**Work instructions:** Please give the entries again in full and exactly, without any picture.

**Supplied data:**
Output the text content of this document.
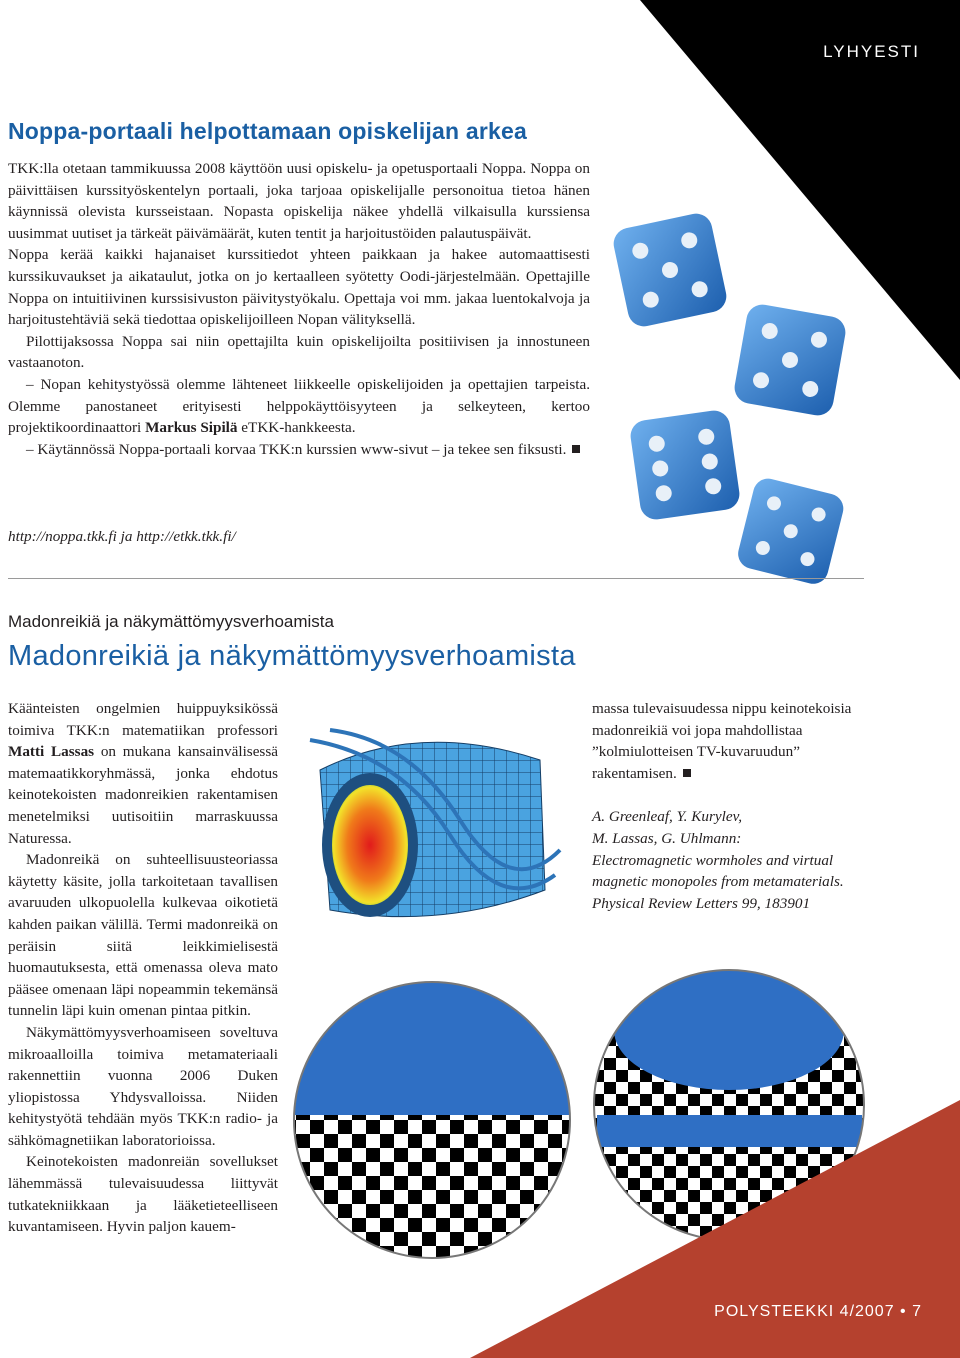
LYHYESTI
Noppa-portaali helpottamaan opiskelijan arkea

TKK:lla otetaan tammikuussa 2008 käyttöön uusi opiskelu- ja opetusportaali Noppa. Noppa on päivittäisen kurssityöskentelyn portaali, joka tarjoaa opiskelijalle personoitua tietoa hänen käynnissä olevista kursseistaan. Nopasta opiskelija näkee yhdellä vilkaisulla kurssiensa uusimmat uutiset ja tärkeät päivämäärät, kuten tentit ja harjoitustöiden palautuspäivät.

Noppa kerää kaikki hajanaiset kurssitiedot yhteen paikkaan ja hakee automaattisesti kurssikuvaukset ja aikataulut, jotka on jo kertaalleen syötetty Oodi-järjestelmään. Opettajille Noppa on intuitiivinen kurssisivuston päivitystyökalu. Opettaja voi mm. jakaa luentokalvoja ja harjoitustehtäviä sekä tiedottaa opiskelijoilleen Nopan välityksellä.

Pilottijaksossa Noppa sai niin opettajilta kuin opiskelijoilta positiivisen ja innostuneen vastaanoton.

– Nopan kehitystyössä olemme lähteneet liikkeelle opiskelijoiden ja opettajien tarpeista. Olemme panostaneet erityisesti helppokäyttöisyyteen ja selkeyteen, kertoo projektikoordinaattori Markus Sipilä eTKK-hankkeesta.

– Käytännössä Noppa-portaali korvaa TKK:n kurssien www-sivut – ja tekee sen fiksusti.

http://noppa.tkk.fi ja http://etkk.tkk.fi/
Madonreikiä ja näkymättömyysverhoamista
Madonreikiä ja näkymättömyysverhoamista

Käänteisten ongelmien huippuyksikössä toimiva TKK:n matematiikan professori Matti Lassas on mukana kansainvälisessä matemaatikkoryhmässä, jonka ehdotus keinotekoisten madonreikien rakentamisen menetelmiksi uutisoitiin marraskuussa Naturessa.

Madonreikä on suhteellisuusteoriassa käytetty käsite, jolla tarkoitetaan tavallisen avaruuden ulkopuolella kulkevaa oikotietä kahden paikan välillä. Termi madonreikä on peräisin siitä leikkimielisestä huomautuksesta, että omenassa oleva mato pääsee omenaan läpi nopeammin tekemänsä tunnelin läpi kuin omenan pintaa pitkin.

Näkymättömyysverhoamiseen soveltuva mikroaalloilla toimiva metamateriaali rakennettiin vuonna 2006 Duken yliopistossa Yhdysvalloissa. Niiden kehitystyötä tehdään myös TKK:n radio- ja sähkömagnetiikan laboratorioissa.

Keinotekoisten madonreiän sovellukset lähemmässä tulevaisuudessa liittyvät tutkatekniikkaan ja lääketieteelliseen kuvantamiseen. Hyvin paljon kauem-

massa tulevaisuudessa nippu keinotekoisia madonreikiä voi jopa mahdollistaa ”kolmiulotteisen TV-kuvaruudun” rakentamisen.

A. Greenleaf, Y. Kurylev,
M. Lassas, G. Uhlmann:
Electromagnetic wormholes and virtual magnetic monopoles from metamaterials. Physical Review Letters 99, 183901

POLYSTEEKKI 4/2007 • 7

**Finished exercise:**
Output the text content of this document.
LYHYESTI
Noppa-portaali helpottamaan opiskelijan arkea

TKK:lla otetaan tammikuussa 2008 käyttöön uusi opiskelu- ja opetusportaali Noppa. Noppa on päivittäisen kurssityöskentelyn portaali, joka tarjoaa opiskelijalle personoitua tietoa hänen käynnissä olevista kursseistaan. Nopasta opiskelija näkee yhdellä vilkaisulla kurssiensa uusimmat uutiset ja tärkeät päivämäärät, kuten tentit ja harjoitustöiden palautuspäivät.

Noppa kerää kaikki hajanaiset kurssitiedot yhteen paikkaan ja hakee automaattisesti kurssikuvaukset ja aikataulut, jotka on jo kertaalleen syötetty Oodi-järjestelmään. Opettajille Noppa on intuitiivinen kurssisivuston päivitystyökalu. Opettaja voi mm. jakaa luentokalvoja ja harjoitustehtäviä sekä tiedottaa opiskelijoilleen Nopan välityksellä.

Pilottijaksossa Noppa sai niin opettajilta kuin opiskelijoilta positiivisen ja innostuneen vastaanoton.

– Nopan kehitystyössä olemme lähteneet liikkeelle opiskelijoiden ja opettajien tarpeista. Olemme panostaneet erityisesti helppokäyttöisyyteen ja selkeyteen, kertoo projektikoordinaattori Markus Sipilä eTKK-hankkeesta.

– Käytännössä Noppa-portaali korvaa TKK:n kurssien www-sivut – ja tekee sen fiksusti.

http://noppa.tkk.fi ja http://etkk.tkk.fi/
Madonreikiä ja näkymättömyysverhoamista
Madonreikiä ja näkymättömyysverhoamista

Käänteisten ongelmien huippuyksikössä toimiva TKK:n matematiikan professori Matti Lassas on mukana kansainvälisessä matemaatikkoryhmässä, jonka ehdotus keinotekoisten madonreikien rakentamisen menetelmiksi uutisoitiin marraskuussa Naturessa.

Madonreikä on suhteellisuusteoriassa käytetty käsite, jolla tarkoitetaan tavallisen avaruuden ulkopuolella kulkevaa oikotietä kahden paikan välillä. Termi madonreikä on peräisin siitä leikkimielisestä huomautuksesta, että omenassa oleva mato pääsee omenaan läpi nopeammin tekemänsä tunnelin läpi kuin omenan pintaa pitkin.

Näkymättömyysverhoamiseen soveltuva mikroaalloilla toimiva metamateriaali rakennettiin vuonna 2006 Duken yliopistossa Yhdysvalloissa. Niiden kehitystyötä tehdään myös TKK:n radio- ja sähkömagnetiikan laboratorioissa.

Keinotekoisten madonreiän sovellukset lähemmässä tulevaisuudessa liittyvät tutkatekniikkaan ja lääketieteelliseen kuvantamiseen. Hyvin paljon kauem-

massa tulevaisuudessa nippu keinotekoisia madonreikiä voi jopa mahdollistaa ”kolmiulotteisen TV-kuvaruudun” rakentamisen.

A. Greenleaf, Y. Kurylev,
M. Lassas, G. Uhlmann:
Electromagnetic wormholes and virtual magnetic monopoles from metamaterials. Physical Review Letters 99, 183901

POLYSTEEKKI 4/2007 • 7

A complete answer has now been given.